-------- RECORDS FOR THIS EXERCISE
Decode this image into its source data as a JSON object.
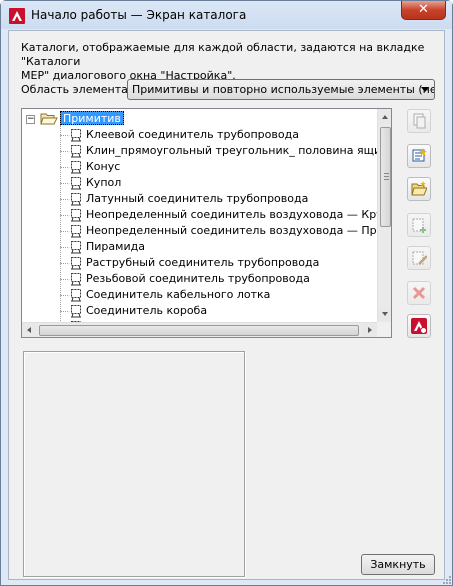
{
  "window": {
    "title": "Начало работы — Экран каталога",
    "close_glyph": "✕"
  },
  "description": "Каталоги, отображаемые для каждой области, задаются на вкладке \"Каталоги\nMEP\" диалогового окна \"Настройка\".",
  "area": {
    "label": "Область элемента:",
    "selected": "Примитивы и повторно используемые элементы (не осн"
  },
  "tree": {
    "expander": "−",
    "root_label": "Примитив",
    "items": [
      {
        "label": "Клеевой соединитель трубопровода"
      },
      {
        "label": "Клин_прямоугольный треугольник_ половина ящика"
      },
      {
        "label": "Конус"
      },
      {
        "label": "Купол"
      },
      {
        "label": "Латунный соединитель трубопровода"
      },
      {
        "label": "Неопределенный соединитель воздуховода — Круглое"
      },
      {
        "label": "Неопределенный соединитель воздуховода — Прямоуго"
      },
      {
        "label": "Пирамида"
      },
      {
        "label": "Раструбный соединитель трубопровода"
      },
      {
        "label": "Резьбовой соединитель трубопровода"
      },
      {
        "label": "Соединитель кабельного лотка"
      },
      {
        "label": "Соединитель короба"
      },
      {
        "label": ""
      }
    ]
  },
  "toolbar": {
    "buttons": [
      {
        "icon": "copy-catalog-icon",
        "enabled": false
      },
      {
        "icon": "new-catalog-icon",
        "enabled": true
      },
      {
        "icon": "open-folder-icon",
        "enabled": true
      },
      {
        "icon": "add-part-icon",
        "enabled": false
      },
      {
        "icon": "edit-part-icon",
        "enabled": false
      },
      {
        "icon": "delete-icon",
        "enabled": false
      },
      {
        "icon": "autocad-mep-icon",
        "enabled": true
      }
    ]
  },
  "buttons": {
    "close_label": "Замкнуть"
  },
  "colors": {
    "selection": "#3399ff",
    "delete_red": "#e0524a",
    "autocad_red": "#c8102e"
  }
}
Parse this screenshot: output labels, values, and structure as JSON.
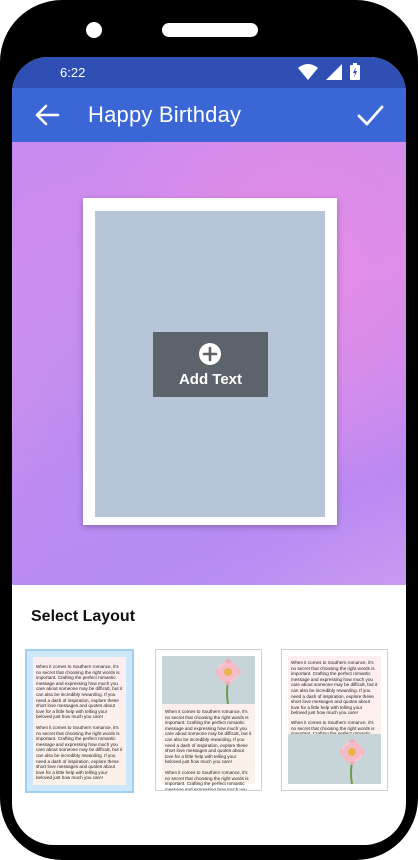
{
  "status": {
    "time": "6:22"
  },
  "appbar": {
    "title": "Happy Birthday"
  },
  "editor": {
    "add_text_label": "Add Text"
  },
  "layout": {
    "section_title": "Select Layout",
    "sample_text_1": "When it comes to Southern romance, it's no secret that choosing the right words is important. Crafting the perfect romantic message and expressing how much you care about someone may be difficult, but it can also be incredibly rewarding. If you need a dash of inspiration, explore these short love messages and quotes about love for a little help with telling your beloved just how much you care!",
    "sample_text_2": "When it comes to Southern romance, it's no secret that choosing the right words is important. Crafting the perfect romantic message and expressing how much you care about someone may be difficult, but it can also be incredibly rewarding. If you need a dash of inspiration, explore these short love messages and quotes about love for a little help with telling your beloved just how much you care!",
    "sample_text_3": "When it comes to Southern romance, it's no secret that choosing the right words is important. Crafting the perfect romantic message and expressing how much you care about someone may be difficult, but it can also be incredibly rewarding. If you need a dash of inspiration, explore these short love messages and quotes about love for a little help with telling your beloved just how much you care!",
    "sample_text_4": "When it comes to Southern romance, it's no secret that choosing the right words is important. Crafting the perfect romantic message and expressing how much you care about someone may be difficult, but it can also be incredibly rewarding. If you need a dash of inspiration, explore these short love",
    "sample_text_5": "When it comes to Southern romance, it's no secret that choosing the right words is important. Crafting the perfect romantic message and expressing how much you care about someone may be difficult, but it can also be incredibly rewarding. If you need a dash of inspiration, explore these short love messages and quotes about love for a little help with telling your beloved just how much you care!",
    "sample_text_6": "When it comes to Southern romance, it's no secret that choosing the right words is important. Crafting the perfect romantic message and expressing how much you care about someone may be difficult, but it can also be incredibly rewarding. If you need a dash of inspiration, explore these short love messages and quotes about love for a little help with telling your beloved just how much you care!",
    "selected_index": 0
  },
  "colors": {
    "statusbar": "#2f4fb4",
    "appbar": "#3b67d6",
    "photo_placeholder": "#b6c6d8",
    "selected_border": "#9fd0f0"
  },
  "icons": [
    "wifi-icon",
    "signal-icon",
    "battery-icon",
    "back-arrow-icon",
    "check-icon",
    "plus-circle-icon",
    "flower-image"
  ]
}
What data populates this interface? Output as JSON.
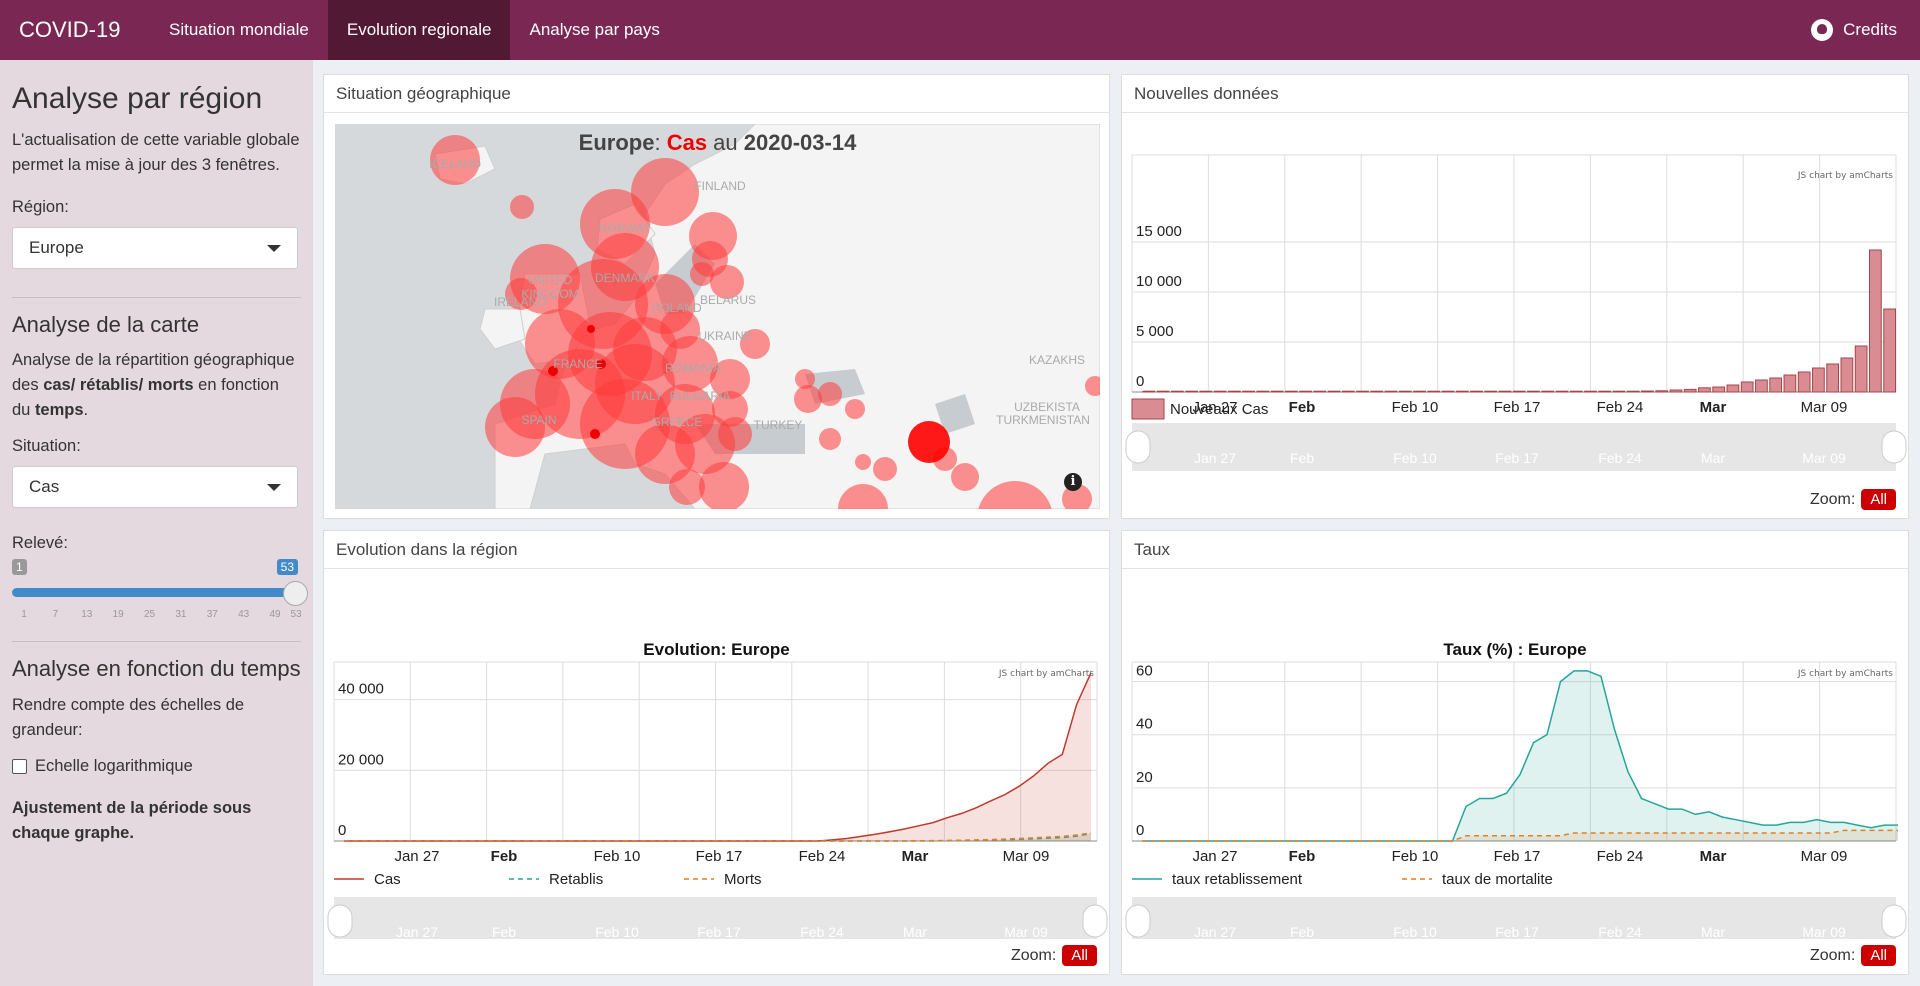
{
  "nav": {
    "brand": "COVID-19",
    "tabs": [
      {
        "label": "Situation mondiale",
        "active": false
      },
      {
        "label": "Evolution regionale",
        "active": true
      },
      {
        "label": "Analyse par pays",
        "active": false
      }
    ],
    "credits": "Credits",
    "credits_icon": "github-icon"
  },
  "sidebar": {
    "title": "Analyse par région",
    "intro": "L'actualisation de cette variable globale permet la mise à jour des 3 fenêtres.",
    "region_label": "Région:",
    "region_value": "Europe",
    "map_heading": "Analyse de la carte",
    "map_text_1": "Analyse de la répartition géographique des ",
    "map_text_bold_1": "cas/ rétablis/ morts",
    "map_text_2": " en fonction du ",
    "map_text_bold_2": "temps",
    "map_text_3": ".",
    "situation_label": "Situation:",
    "situation_value": "Cas",
    "releve_label": "Relevé:",
    "slider": {
      "min": 1,
      "max": 53,
      "value": 53,
      "ticks": [
        "1",
        "7",
        "13",
        "19",
        "25",
        "31",
        "37",
        "43",
        "49",
        "53"
      ]
    },
    "time_heading": "Analyse en fonction du temps",
    "time_text": "Rendre compte des échelles de grandeur:",
    "log_label": "Echelle logarithmique",
    "log_checked": false,
    "footer_bold": "Ajustement de la période sous chaque graphe."
  },
  "panels": {
    "map": {
      "title": "Situation géographique",
      "heading_region": "Europe",
      "heading_sep": ": ",
      "heading_var": "Cas",
      "heading_mid": " au ",
      "heading_date": "2020-03-14",
      "labels": [
        "ICELAND",
        "FINLAND",
        "NORWAY",
        "UNITED",
        "KINGDOM",
        "DENMARK",
        "IRELAND",
        "BELARUS",
        "POLAND",
        "UKRAINE",
        "KAZAKHS",
        "FRANCE",
        "ROMANIA",
        "BULGARIA",
        "ITALY",
        "SPAIN",
        "GREECE",
        "TURKEY",
        "UZBEKISTA",
        "TURKMENISTAN"
      ]
    },
    "new": {
      "title": "Nouvelles données"
    },
    "evo": {
      "title": "Evolution dans la région"
    },
    "taux": {
      "title": "Taux"
    },
    "credit": "JS chart by amCharts",
    "zoom_label": "Zoom:",
    "zoom_btn": "All"
  },
  "chart_data": [
    {
      "type": "bar",
      "title": "",
      "x_ticks": [
        "Jan 27",
        "Feb",
        "Feb 10",
        "Feb 17",
        "Feb 24",
        "Mar",
        "Mar 09"
      ],
      "y_ticks": [
        "0",
        "5 000",
        "10 000",
        "15 000"
      ],
      "ylim": [
        0,
        17500
      ],
      "series": [
        {
          "name": "Nouveaux Cas",
          "color": "#d98d93",
          "values": [
            0,
            0,
            0,
            0,
            0,
            0,
            0,
            0,
            0,
            0,
            0,
            0,
            0,
            0,
            0,
            0,
            0,
            0,
            0,
            0,
            0,
            0,
            0,
            0,
            0,
            0,
            0,
            0,
            0,
            0,
            0,
            0,
            0,
            0,
            0,
            60,
            120,
            200,
            260,
            420,
            500,
            700,
            1000,
            1200,
            1400,
            1700,
            2000,
            2400,
            2800,
            3400,
            4600,
            14200,
            8300
          ]
        }
      ],
      "legend": "bottom-left"
    },
    {
      "type": "area",
      "title": "Evolution: Europe",
      "x_ticks": [
        "Jan 27",
        "Feb",
        "Feb 10",
        "Feb 17",
        "Feb 24",
        "Mar",
        "Mar 09"
      ],
      "y_ticks": [
        "0",
        "20 000",
        "40 000"
      ],
      "ylim": [
        0,
        60000
      ],
      "series": [
        {
          "name": "Cas",
          "color": "#c0392b",
          "style": "solid",
          "values": [
            0,
            0,
            0,
            0,
            0,
            0,
            0,
            0,
            0,
            0,
            0,
            0,
            0,
            0,
            0,
            0,
            0,
            0,
            0,
            0,
            0,
            0,
            0,
            0,
            0,
            0,
            0,
            0,
            0,
            0,
            0,
            0,
            0,
            0,
            300,
            700,
            1300,
            1900,
            2600,
            3400,
            4300,
            5200,
            6600,
            7800,
            9400,
            11300,
            13100,
            15500,
            18400,
            22000,
            24500,
            38600,
            47600
          ]
        },
        {
          "name": "Retablis",
          "color": "#26a69a",
          "style": "dashed",
          "values": [
            0,
            0,
            0,
            0,
            0,
            0,
            0,
            0,
            0,
            0,
            0,
            0,
            0,
            0,
            0,
            0,
            0,
            0,
            0,
            0,
            0,
            0,
            0,
            0,
            0,
            0,
            0,
            0,
            0,
            0,
            0,
            0,
            0,
            0,
            0,
            0,
            0,
            0,
            0,
            0,
            0,
            0,
            100,
            150,
            200,
            300,
            400,
            500,
            600,
            800,
            1000,
            1400,
            2100
          ]
        },
        {
          "name": "Morts",
          "color": "#e67e22",
          "style": "dashed",
          "values": [
            0,
            0,
            0,
            0,
            0,
            0,
            0,
            0,
            0,
            0,
            0,
            0,
            0,
            0,
            0,
            0,
            0,
            0,
            0,
            0,
            0,
            0,
            0,
            0,
            0,
            0,
            0,
            0,
            0,
            0,
            0,
            0,
            0,
            0,
            0,
            0,
            0,
            0,
            0,
            0,
            60,
            100,
            150,
            230,
            320,
            420,
            550,
            700,
            900,
            1100,
            1300,
            1700,
            2300
          ]
        }
      ],
      "legend": "bottom-left"
    },
    {
      "type": "area",
      "title": "Taux (%) : Europe",
      "x_ticks": [
        "Jan 27",
        "Feb",
        "Feb 10",
        "Feb 17",
        "Feb 24",
        "Mar",
        "Mar 09"
      ],
      "y_ticks": [
        "0",
        "20",
        "40",
        "60"
      ],
      "ylim": [
        0,
        70
      ],
      "series": [
        {
          "name": "taux retablissement",
          "color": "#26a69a",
          "style": "solid",
          "values": [
            0,
            0,
            0,
            0,
            0,
            0,
            0,
            0,
            0,
            0,
            0,
            0,
            0,
            0,
            0,
            0,
            0,
            0,
            0,
            0,
            0,
            0,
            0,
            0,
            13,
            16,
            16,
            18,
            25,
            37,
            40,
            60,
            64,
            64,
            62,
            42,
            26,
            16,
            14,
            12,
            12,
            10,
            11,
            9,
            8,
            7,
            6,
            6,
            7,
            7,
            8,
            7,
            7,
            6,
            5,
            6,
            6
          ]
        },
        {
          "name": "taux de mortalite",
          "color": "#e67e22",
          "style": "dashed",
          "values": [
            0,
            0,
            0,
            0,
            0,
            0,
            0,
            0,
            0,
            0,
            0,
            0,
            0,
            0,
            0,
            0,
            0,
            0,
            0,
            0,
            0,
            0,
            0,
            0,
            2,
            2,
            2,
            2,
            2,
            2,
            2,
            2,
            3,
            3,
            3,
            3,
            3,
            3,
            3,
            3,
            3,
            3,
            3,
            3,
            3,
            3,
            3,
            3,
            3,
            3,
            3,
            3,
            4,
            4,
            4,
            4,
            4
          ]
        }
      ],
      "legend": "bottom-left"
    }
  ]
}
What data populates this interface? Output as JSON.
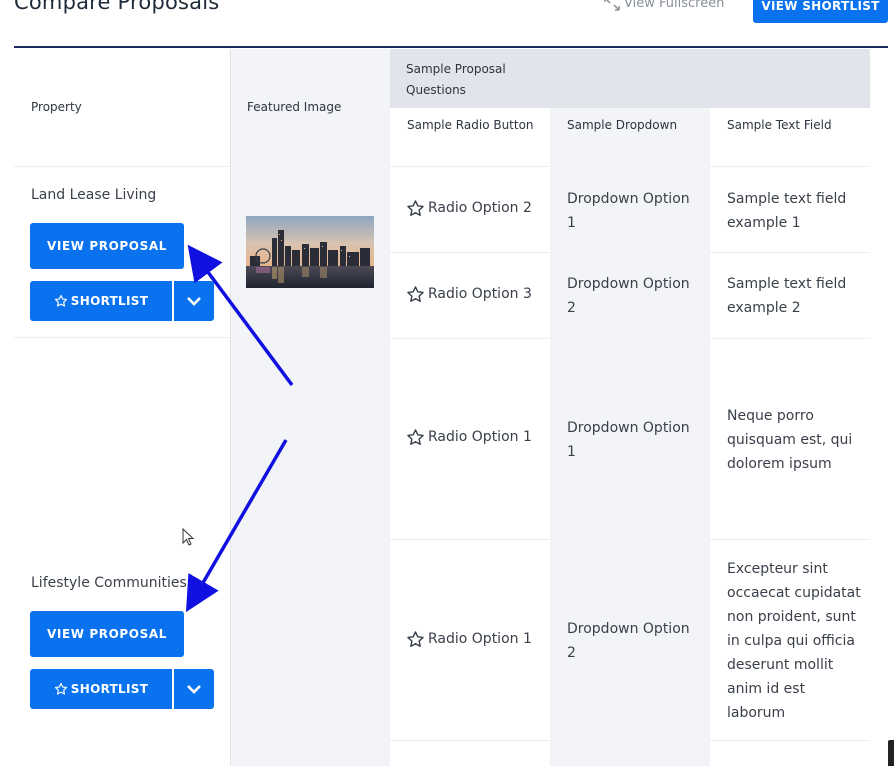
{
  "header": {
    "title": "Compare Proposals",
    "fullscreen_label": "View Fullscreen",
    "shortlist_label": "VIEW SHORTLIST"
  },
  "table": {
    "col_property": "Property",
    "col_featured_image": "Featured Image",
    "group_header": "Sample Proposal Questions",
    "col_radio": "Sample Radio Button",
    "col_dropdown": "Sample Dropdown",
    "col_text": "Sample Text Field"
  },
  "properties": [
    {
      "name": "Land Lease Living",
      "view_label": "VIEW PROPOSAL",
      "shortlist_label": "SHORTLIST"
    },
    {
      "name": "Lifestyle Communities",
      "view_label": "VIEW PROPOSAL",
      "shortlist_label": "SHORTLIST"
    }
  ],
  "rows": [
    {
      "radio": "Radio Option 2",
      "dropdown": "Dropdown Option 1",
      "text": "Sample text field example 1"
    },
    {
      "radio": "Radio Option 3",
      "dropdown": "Dropdown Option 2",
      "text": "Sample text field example 2"
    },
    {
      "radio": "Radio Option 1",
      "dropdown": "Dropdown Option 1",
      "text": "Neque porro quisquam est, qui dolorem ipsum"
    },
    {
      "radio": "Radio Option 1",
      "dropdown": "Dropdown Option 2",
      "text": "Excepteur sint occaecat cupidatat non proident, sunt in culpa qui officia deserunt mollit anim id est laborum"
    }
  ],
  "colors": {
    "accent": "#0a72ef",
    "header_rule": "#1d2c5e",
    "annotation_arrow": "#1010e0"
  }
}
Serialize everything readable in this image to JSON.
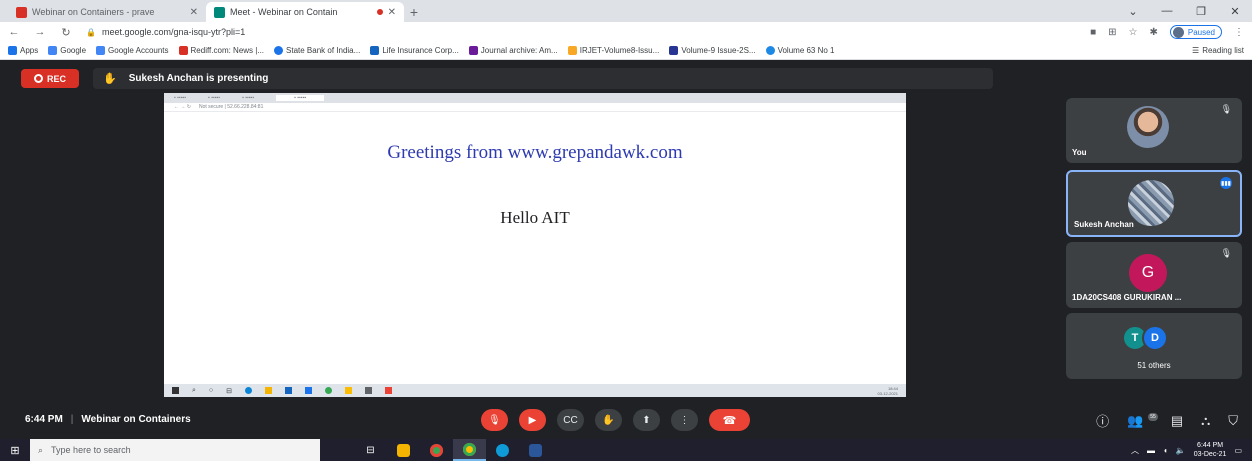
{
  "browser": {
    "tabs": [
      {
        "title": "Webinar on Containers - prave",
        "favicon_color": "#d93025"
      },
      {
        "title": "Meet - Webinar on Contain",
        "favicon_color": "#00897b",
        "active": true
      }
    ],
    "url": "meet.google.com/gna-isqu-ytr?pli=1",
    "profile_label": "Paused",
    "bookmarks": [
      {
        "label": "Apps",
        "color": "#1a73e8"
      },
      {
        "label": "Google",
        "color": "#4285f4"
      },
      {
        "label": "Google Accounts",
        "color": "#4285f4"
      },
      {
        "label": "Rediff.com: News |...",
        "color": "#d93025"
      },
      {
        "label": "State Bank of India...",
        "color": "#1a73e8"
      },
      {
        "label": "Life Insurance Corp...",
        "color": "#1565c0"
      },
      {
        "label": "Journal archive: Am...",
        "color": "#6a1b9a"
      },
      {
        "label": "IRJET-Volume8-Issu...",
        "color": "#f9a825"
      },
      {
        "label": "Volume-9 Issue-2S...",
        "color": "#283593"
      },
      {
        "label": "Volume 63 No 1",
        "color": "#1e88e5"
      }
    ],
    "reading_list": "Reading list"
  },
  "meet": {
    "rec_label": "REC",
    "presenting_text": "Sukesh Anchan is presenting",
    "shared": {
      "greeting": "Greetings from www.grepandawk.com",
      "hello": "Hello AIT",
      "mini_url": "Not secure | 52.66.228.84:81",
      "mini_time": "18:44",
      "mini_date": "03-12-2021"
    },
    "tiles": [
      {
        "name": "You"
      },
      {
        "name": "Sukesh Anchan"
      },
      {
        "name": "1DA20CS408 GURUKIRAN ...",
        "initial": "G"
      },
      {
        "name": "51 others",
        "initials": [
          "T",
          "D"
        ]
      }
    ],
    "time": "6:44 PM",
    "meeting_title": "Webinar on Containers",
    "people_count": "55"
  },
  "taskbar": {
    "search_placeholder": "Type here to search",
    "clock_time": "6:44 PM",
    "clock_date": "03-Dec-21"
  }
}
----------------
§ **DIRECTIONS**
Check each line above for "name" and return the ones that have it.

§ **RESPONSE TO THIS EXERCISE**
          "name": "Nouveaux Cas",
          "name": "Cas",
          "name": "Retablis",
          "name": "Morts",
          "name": "taux retablissement",
          "name": "taux de mortalite",
      "name": "Land Lease Living",
      "name": "Lifestyle Communities",
        "name": "You"
        "name": "Sukesh Anchan"
        "name": "1DA20CS408 GURUKIRAN ...",
        "name": "51 others",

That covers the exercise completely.